[Begin PROVIDED ENTRIES]
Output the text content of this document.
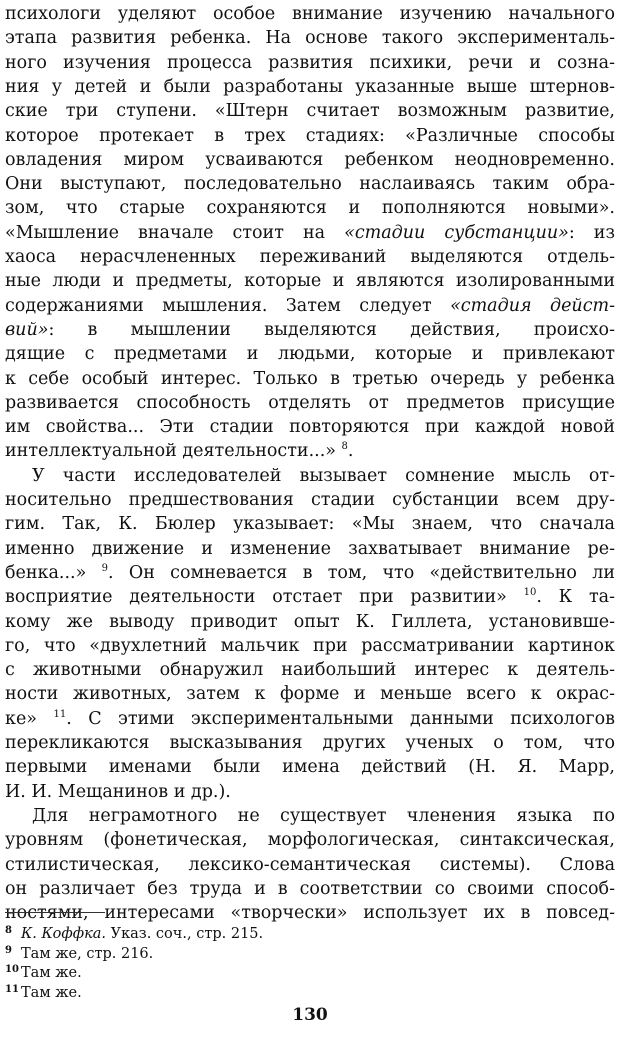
психологи уделяют особое внимание изучению начального
этапа развития ребенка. На основе такого эксперименталь-
ного изучения процесса развития психики, речи и созна-
ния у детей и были разработаны указанные выше штернов-
ские три ступени. «Штерн считает возможным развитие,
которое протекает в трех стадиях: «Различные способы
овладения миром усваиваются ребенком неодновременно.
Они выступают, последовательно наслаиваясь таким обра-
зом, что старые сохраняются и пополняются новыми».
«Мышление вначале стоит на «стадии субстанции»: из
хаоса нерасчлененных переживаний выделяются отдель-
ные люди и предметы, которые и являются изолированными
содержаниями мышления. Затем следует «стадия дейст-
вий»: в мышлении выделяются действия, происхо-
дящие с предметами и людьми, которые и привлекают
к себе особый интерес. Только в третью очередь у ребенка
развивается способность отделять от предметов присущие
им свойства... Эти стадии повторяются при каждой новой
интеллектуальной деятельности...» $^8$.
У части исследователей вызывает сомнение мысль от-
носительно предшествования стадии субстанции всем дру-
гим. Так, К. Бюлер указывает: «Мы знаем, что сначала
именно движение и изменение захватывает внимание ре-
бенка...» $^9$. Он сомневается в том, что «действительно ли
восприятие деятельности отстает при развитии» $^{10}$. К та-
кому же выводу приводит опыт К. Гиллета, установивше-
го, что «двухлетний мальчик при рассматривании картинок
с животными обнаружил наибольший интерес к деятель-
ности животных, затем к форме и меньше всего к окрас-
ке» $^{11}$. С этими экспериментальными данными психологов
перекликаются высказывания других ученых о том, что
первыми именами были имена действий (Н. Я. Марр,
И. И. Мещанинов и др.).
Для неграмотного не существует членения языка по
уровням (фонетическая, морфологическая, синтаксическая,
стилистическая, лексико-семантическая системы). Слова
он различает без труда и в соответствии со своими способ-
ностями, интересами «творчески» использует их в повсед-
8 К. Коффка. Указ. соч., стр. 215.
9 Там же, стр. 216.
10 Там же.
11 Там же.
130
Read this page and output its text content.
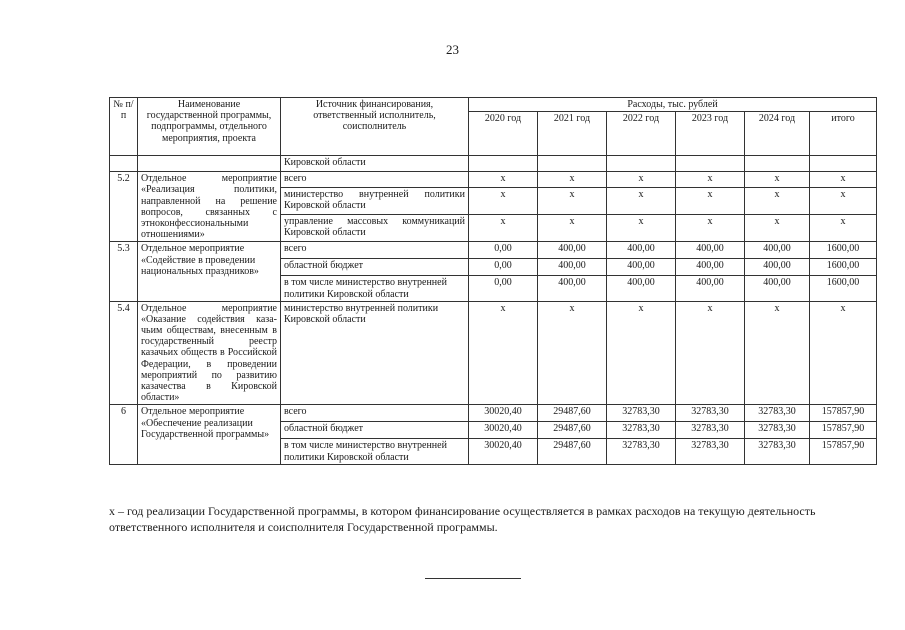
23
№ п/п	Наименование государственной программы, подпрограммы, отдельного мероприятия, проекта	Источник финансирования, ответственный исполнитель, соисполнитель	Расходы, тыс. рублей					
			2020 год	2021 год	2022 год	2023 год	2024 год	итого
		Кировской области						
5.2	Отдельное мероприятие «Реализация политики, направленной на решение вопросов, связанных с этноконфессиональными отношениями»	всего	x	x	x	x	x	x
		министерство внутренней политики Кировской области	x	x	x	x	x	x
		управление массовых коммуникаций Кировской области	x	x	x	x	x	x
5.3	Отдельное мероприятие «Содействие в проведении национальных праздников»	всего	0,00	400,00	400,00	400,00	400,00	1600,00
		областной бюджет	0,00	400,00	400,00	400,00	400,00	1600,00
		в том числе министерство внутренней политики Кировской области	0,00	400,00	400,00	400,00	400,00	1600,00
5.4	Отдельное мероприятие «Оказание содействия каза-чьим обществам, внесенным в государственный реестр казачьих обществ в Российской Федерации, в проведении мероприятий по развитию казачества в Кировской области»	министерство внутренней политики Кировской области	x	x	x	x	x	x
6	Отдельное мероприятие «Обеспечение реализации Государственной программы»	всего	30020,40	29487,60	32783,30	32783,30	32783,30	157857,90
		областной бюджет	30020,40	29487,60	32783,30	32783,30	32783,30	157857,90
		в том числе министерство внутренней политики Кировской области	30020,40	29487,60	32783,30	32783,30	32783,30	157857,90
х – год реализации Государственной программы, в котором финансирование осуществляется в рамках расходов на текущую деятельность ответственного исполнителя и соисполнителя Государственной программы.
[End PROVIDED ENTRIES]
DIRECTIONS FOR THIS TASK: Exclude the images, then output the data above word for word.

SOLUTION FOR THIS PROBLEM:
Output the text content of this document.
психологи уделяют особое внимание изучению начального
этапа развития ребенка. На основе такого эксперименталь-
ного изучения процесса развития психики, речи и созна-
ния у детей и были разработаны указанные выше штернов-
ские три ступени. «Штерн считает возможным развитие,
которое протекает в трех стадиях: «Различные способы
овладения миром усваиваются ребенком неодновременно.
Они выступают, последовательно наслаиваясь таким обра-
зом, что старые сохраняются и пополняются новыми».
«Мышление вначале стоит на «стадии субстанции»: из
хаоса нерасчлененных переживаний выделяются отдель-
ные люди и предметы, которые и являются изолированными
содержаниями мышления. Затем следует «стадия дейст-
вий»: в мышлении выделяются действия, происхо-
дящие с предметами и людьми, которые и привлекают
к себе особый интерес. Только в третью очередь у ребенка
развивается способность отделять от предметов присущие
им свойства... Эти стадии повторяются при каждой новой
интеллектуальной деятельности...» $^8$.
У части исследователей вызывает сомнение мысль от-
носительно предшествования стадии субстанции всем дру-
гим. Так, К. Бюлер указывает: «Мы знаем, что сначала
именно движение и изменение захватывает внимание ре-
бенка...» $^9$. Он сомневается в том, что «действительно ли
восприятие деятельности отстает при развитии» $^{10}$. К та-
кому же выводу приводит опыт К. Гиллета, установивше-
го, что «двухлетний мальчик при рассматривании картинок
с животными обнаружил наибольший интерес к деятель-
ности животных, затем к форме и меньше всего к окрас-
ке» $^{11}$. С этими экспериментальными данными психологов
перекликаются высказывания других ученых о том, что
первыми именами были имена действий (Н. Я. Марр,
И. И. Мещанинов и др.).
Для неграмотного не существует членения языка по
уровням (фонетическая, морфологическая, синтаксическая,
стилистическая, лексико-семантическая системы). Слова
он различает без труда и в соответствии со своими способ-
ностями, интересами «творчески» использует их в повсед-
8 К. Коффка. Указ. соч., стр. 215.
9 Там же, стр. 216.
10 Там же.
11 Там же.
130
Read this page and output its text content.
23
№ п/п	Наименование государственной программы, подпрограммы, отдельного мероприятия, проекта	Источник финансирования, ответственный исполнитель, соисполнитель	Расходы, тыс. рублей					
			2020 год	2021 год	2022 год	2023 год	2024 год	итого
		Кировской области						
5.2	Отдельное мероприятие «Реализация политики, направленной на решение вопросов, связанных с этноконфессиональными отношениями»	всего	x	x	x	x	x	x
		министерство внутренней политики Кировской области	x	x	x	x	x	x
		управление массовых коммуникаций Кировской области	x	x	x	x	x	x
5.3	Отдельное мероприятие «Содействие в проведении национальных праздников»	всего	0,00	400,00	400,00	400,00	400,00	1600,00
		областной бюджет	0,00	400,00	400,00	400,00	400,00	1600,00
		в том числе министерство внутренней политики Кировской области	0,00	400,00	400,00	400,00	400,00	1600,00
5.4	Отдельное мероприятие «Оказание содействия каза-чьим обществам, внесенным в государственный реестр казачьих обществ в Российской Федерации, в проведении мероприятий по развитию казачества в Кировской области»	министерство внутренней политики Кировской области	x	x	x	x	x	x
6	Отдельное мероприятие «Обеспечение реализации Государственной программы»	всего	30020,40	29487,60	32783,30	32783,30	32783,30	157857,90
		областной бюджет	30020,40	29487,60	32783,30	32783,30	32783,30	157857,90
		в том числе министерство внутренней политики Кировской области	30020,40	29487,60	32783,30	32783,30	32783,30	157857,90
х – год реализации Государственной программы, в котором финансирование осуществляется в рамках расходов на текущую деятельность ответственного исполнителя и соисполнителя Государственной программы.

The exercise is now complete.